* Directions for this task: Find all lines in the records that include the word "werden", and copy them out.

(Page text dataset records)

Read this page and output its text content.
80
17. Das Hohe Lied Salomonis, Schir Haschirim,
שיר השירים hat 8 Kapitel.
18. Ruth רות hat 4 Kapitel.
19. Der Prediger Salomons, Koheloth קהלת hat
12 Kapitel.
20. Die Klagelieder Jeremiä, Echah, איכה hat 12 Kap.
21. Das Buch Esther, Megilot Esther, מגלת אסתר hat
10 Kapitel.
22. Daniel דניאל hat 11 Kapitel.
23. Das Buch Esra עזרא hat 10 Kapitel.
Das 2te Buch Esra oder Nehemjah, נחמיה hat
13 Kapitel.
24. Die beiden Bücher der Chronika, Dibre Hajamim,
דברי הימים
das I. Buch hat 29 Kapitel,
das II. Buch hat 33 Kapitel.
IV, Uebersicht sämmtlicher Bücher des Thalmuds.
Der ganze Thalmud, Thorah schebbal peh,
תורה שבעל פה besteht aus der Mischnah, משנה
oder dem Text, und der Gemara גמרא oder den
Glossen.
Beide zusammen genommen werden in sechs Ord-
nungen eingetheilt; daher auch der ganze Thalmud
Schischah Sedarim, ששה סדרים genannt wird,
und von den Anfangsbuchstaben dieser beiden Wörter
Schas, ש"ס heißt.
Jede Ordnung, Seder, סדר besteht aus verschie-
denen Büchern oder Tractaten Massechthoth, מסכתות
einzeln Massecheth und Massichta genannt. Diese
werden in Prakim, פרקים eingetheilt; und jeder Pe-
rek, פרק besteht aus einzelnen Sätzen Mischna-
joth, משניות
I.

* Result:
Beide zusammen genommen werden in sechs Ord-
werden in Prakim, פרקים eingetheilt; und jeder Pe-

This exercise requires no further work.